● What this task involves
Within this material, how many lines have the string "Brightness" in them? The answer is a number, with nothing added.

[Collected data entries]
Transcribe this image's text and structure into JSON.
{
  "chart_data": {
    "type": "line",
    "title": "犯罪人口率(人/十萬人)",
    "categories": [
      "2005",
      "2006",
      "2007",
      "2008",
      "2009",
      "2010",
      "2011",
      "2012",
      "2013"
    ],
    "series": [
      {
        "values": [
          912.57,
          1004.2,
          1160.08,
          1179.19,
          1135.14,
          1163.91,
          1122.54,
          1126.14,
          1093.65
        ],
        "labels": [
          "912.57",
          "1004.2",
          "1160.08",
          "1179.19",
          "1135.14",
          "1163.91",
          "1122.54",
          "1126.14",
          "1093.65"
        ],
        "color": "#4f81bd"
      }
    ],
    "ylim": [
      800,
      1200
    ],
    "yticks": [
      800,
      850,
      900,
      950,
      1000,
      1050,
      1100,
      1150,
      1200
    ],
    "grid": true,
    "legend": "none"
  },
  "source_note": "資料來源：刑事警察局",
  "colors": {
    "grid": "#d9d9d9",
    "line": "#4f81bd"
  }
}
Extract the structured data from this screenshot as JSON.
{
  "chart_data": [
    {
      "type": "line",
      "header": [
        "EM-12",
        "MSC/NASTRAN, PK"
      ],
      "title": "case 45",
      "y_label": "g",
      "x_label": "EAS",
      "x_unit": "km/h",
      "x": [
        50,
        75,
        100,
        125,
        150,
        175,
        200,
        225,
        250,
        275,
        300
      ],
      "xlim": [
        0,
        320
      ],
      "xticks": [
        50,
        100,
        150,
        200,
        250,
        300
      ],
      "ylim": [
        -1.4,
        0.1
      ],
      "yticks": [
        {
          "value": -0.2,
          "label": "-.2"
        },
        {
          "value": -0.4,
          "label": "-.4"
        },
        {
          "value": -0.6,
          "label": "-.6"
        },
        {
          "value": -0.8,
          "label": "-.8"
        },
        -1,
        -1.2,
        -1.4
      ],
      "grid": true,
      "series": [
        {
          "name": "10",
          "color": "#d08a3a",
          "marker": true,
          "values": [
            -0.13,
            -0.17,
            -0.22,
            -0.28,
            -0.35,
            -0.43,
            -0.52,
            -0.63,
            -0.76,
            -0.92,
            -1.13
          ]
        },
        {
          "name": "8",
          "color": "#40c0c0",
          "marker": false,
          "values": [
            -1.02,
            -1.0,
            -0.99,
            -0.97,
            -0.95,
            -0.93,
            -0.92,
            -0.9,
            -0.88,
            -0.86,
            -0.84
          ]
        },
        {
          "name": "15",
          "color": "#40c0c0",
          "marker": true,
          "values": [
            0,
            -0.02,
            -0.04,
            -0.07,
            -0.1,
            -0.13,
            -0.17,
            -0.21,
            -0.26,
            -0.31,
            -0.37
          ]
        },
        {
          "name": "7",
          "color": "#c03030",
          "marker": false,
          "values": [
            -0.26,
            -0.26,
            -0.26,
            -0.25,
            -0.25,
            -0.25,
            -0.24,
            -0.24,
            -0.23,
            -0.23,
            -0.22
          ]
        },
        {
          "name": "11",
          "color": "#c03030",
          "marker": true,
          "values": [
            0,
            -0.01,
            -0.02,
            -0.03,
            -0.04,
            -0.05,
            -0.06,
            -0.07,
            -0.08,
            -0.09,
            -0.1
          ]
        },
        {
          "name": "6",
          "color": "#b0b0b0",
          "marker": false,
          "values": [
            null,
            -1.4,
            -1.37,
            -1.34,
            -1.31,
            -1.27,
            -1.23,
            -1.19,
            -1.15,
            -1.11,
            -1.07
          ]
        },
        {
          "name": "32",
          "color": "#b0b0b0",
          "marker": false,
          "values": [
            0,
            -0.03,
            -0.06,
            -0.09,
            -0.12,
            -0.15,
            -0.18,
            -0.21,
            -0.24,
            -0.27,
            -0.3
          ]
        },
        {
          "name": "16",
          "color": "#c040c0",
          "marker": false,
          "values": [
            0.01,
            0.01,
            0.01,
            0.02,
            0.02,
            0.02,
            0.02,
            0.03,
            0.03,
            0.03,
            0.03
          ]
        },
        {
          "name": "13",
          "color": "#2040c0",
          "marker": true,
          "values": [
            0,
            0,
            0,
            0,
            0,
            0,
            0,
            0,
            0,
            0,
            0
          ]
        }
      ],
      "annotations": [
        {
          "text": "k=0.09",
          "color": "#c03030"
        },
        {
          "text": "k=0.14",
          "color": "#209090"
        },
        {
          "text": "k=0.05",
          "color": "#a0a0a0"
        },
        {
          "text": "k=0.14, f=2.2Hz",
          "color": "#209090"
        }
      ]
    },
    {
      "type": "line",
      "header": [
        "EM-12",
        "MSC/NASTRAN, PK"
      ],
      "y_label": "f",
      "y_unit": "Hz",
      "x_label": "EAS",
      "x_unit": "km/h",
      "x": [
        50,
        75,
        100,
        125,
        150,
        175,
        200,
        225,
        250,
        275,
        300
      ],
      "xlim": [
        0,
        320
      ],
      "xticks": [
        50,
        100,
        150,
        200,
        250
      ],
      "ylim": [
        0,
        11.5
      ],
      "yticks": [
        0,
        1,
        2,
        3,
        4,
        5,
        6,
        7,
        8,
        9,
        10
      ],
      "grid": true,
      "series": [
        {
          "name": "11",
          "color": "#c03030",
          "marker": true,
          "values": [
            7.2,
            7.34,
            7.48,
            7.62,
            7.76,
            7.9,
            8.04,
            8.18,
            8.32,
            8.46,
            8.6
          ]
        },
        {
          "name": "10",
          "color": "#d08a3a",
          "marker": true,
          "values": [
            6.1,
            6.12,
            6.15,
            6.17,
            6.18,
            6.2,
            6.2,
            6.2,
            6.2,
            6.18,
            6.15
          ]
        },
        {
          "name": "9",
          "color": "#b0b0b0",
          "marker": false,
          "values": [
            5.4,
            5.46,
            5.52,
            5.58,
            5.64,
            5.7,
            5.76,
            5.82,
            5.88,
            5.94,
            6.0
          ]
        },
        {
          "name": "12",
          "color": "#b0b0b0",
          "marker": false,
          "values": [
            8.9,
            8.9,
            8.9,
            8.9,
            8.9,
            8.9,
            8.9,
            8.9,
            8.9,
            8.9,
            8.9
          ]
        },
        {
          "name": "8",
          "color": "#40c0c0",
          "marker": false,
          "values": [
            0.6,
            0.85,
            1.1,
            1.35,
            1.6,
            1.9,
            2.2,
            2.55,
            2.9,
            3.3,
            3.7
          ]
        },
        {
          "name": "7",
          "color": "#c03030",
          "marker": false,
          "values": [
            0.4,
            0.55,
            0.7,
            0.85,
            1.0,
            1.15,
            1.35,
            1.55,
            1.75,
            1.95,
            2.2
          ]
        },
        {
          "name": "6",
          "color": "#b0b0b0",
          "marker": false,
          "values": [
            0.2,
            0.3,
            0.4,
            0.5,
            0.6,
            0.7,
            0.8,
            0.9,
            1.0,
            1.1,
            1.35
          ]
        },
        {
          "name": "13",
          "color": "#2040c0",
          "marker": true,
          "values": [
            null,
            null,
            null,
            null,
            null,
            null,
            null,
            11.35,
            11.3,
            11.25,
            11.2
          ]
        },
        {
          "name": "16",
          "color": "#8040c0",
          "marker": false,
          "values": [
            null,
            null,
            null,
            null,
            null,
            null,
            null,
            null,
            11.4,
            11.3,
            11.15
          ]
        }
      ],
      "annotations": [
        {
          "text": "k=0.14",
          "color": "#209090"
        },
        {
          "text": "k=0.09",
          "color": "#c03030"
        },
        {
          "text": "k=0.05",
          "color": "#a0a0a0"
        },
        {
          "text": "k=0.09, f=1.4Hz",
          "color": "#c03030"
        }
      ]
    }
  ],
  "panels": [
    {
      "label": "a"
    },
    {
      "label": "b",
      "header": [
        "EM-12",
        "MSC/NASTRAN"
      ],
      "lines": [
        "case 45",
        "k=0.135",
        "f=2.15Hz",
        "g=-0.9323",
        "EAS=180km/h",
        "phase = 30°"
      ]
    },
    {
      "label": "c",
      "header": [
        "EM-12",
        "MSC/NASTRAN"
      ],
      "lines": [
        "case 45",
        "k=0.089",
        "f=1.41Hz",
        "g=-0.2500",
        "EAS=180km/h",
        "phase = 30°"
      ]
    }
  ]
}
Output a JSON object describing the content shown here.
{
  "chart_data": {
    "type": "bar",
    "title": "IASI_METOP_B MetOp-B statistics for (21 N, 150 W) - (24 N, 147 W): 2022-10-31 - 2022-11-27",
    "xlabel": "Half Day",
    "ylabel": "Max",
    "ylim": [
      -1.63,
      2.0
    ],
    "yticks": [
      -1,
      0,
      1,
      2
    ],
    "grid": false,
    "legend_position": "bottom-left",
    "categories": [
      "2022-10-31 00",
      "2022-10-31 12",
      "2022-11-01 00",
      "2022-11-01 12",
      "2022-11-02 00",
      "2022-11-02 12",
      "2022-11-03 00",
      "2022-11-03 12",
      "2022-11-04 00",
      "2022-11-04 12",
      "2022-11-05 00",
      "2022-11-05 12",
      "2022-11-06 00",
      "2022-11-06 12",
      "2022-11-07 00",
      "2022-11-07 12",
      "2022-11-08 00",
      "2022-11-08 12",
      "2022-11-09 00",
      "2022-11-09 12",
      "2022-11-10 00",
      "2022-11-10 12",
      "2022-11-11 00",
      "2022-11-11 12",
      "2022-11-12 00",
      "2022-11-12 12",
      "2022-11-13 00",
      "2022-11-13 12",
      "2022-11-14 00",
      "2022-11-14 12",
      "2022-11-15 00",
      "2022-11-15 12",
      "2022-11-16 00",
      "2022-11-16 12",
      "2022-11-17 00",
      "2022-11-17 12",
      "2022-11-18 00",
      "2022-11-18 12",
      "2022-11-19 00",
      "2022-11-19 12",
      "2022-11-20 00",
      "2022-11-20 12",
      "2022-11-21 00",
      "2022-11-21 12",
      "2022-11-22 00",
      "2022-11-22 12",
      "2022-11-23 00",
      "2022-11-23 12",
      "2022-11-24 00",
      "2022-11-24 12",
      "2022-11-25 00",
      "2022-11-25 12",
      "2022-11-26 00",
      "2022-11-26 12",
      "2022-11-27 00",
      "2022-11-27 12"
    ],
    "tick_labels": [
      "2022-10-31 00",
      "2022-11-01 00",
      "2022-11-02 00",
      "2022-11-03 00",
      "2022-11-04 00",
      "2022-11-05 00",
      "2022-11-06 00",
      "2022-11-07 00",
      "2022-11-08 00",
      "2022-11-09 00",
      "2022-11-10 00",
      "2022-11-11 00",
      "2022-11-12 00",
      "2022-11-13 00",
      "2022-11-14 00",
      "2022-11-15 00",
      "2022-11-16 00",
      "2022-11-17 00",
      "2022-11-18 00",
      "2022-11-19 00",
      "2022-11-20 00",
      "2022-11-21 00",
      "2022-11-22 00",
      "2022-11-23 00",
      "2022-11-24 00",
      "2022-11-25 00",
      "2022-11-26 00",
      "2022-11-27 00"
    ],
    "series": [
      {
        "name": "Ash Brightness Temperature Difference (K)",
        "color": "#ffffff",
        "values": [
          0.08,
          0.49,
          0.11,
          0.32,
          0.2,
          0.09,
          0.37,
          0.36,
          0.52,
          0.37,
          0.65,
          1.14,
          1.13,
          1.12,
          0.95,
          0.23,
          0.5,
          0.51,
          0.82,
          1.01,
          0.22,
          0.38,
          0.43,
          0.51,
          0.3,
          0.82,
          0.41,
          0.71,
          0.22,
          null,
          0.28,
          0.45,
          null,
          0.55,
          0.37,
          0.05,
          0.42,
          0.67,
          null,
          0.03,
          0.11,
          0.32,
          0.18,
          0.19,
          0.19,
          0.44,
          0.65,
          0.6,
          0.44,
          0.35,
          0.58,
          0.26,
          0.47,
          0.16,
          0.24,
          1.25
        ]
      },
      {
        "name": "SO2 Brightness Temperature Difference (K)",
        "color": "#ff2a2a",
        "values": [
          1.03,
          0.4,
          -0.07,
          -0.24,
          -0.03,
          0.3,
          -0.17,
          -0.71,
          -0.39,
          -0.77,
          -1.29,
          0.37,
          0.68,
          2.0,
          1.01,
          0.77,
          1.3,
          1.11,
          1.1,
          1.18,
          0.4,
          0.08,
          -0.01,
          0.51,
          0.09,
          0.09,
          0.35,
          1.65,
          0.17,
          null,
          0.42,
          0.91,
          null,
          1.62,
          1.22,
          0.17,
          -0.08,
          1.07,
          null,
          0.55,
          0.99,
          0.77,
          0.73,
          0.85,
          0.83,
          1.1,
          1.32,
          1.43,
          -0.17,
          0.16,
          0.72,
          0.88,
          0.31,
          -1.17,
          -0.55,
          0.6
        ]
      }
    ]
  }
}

● Correct result
2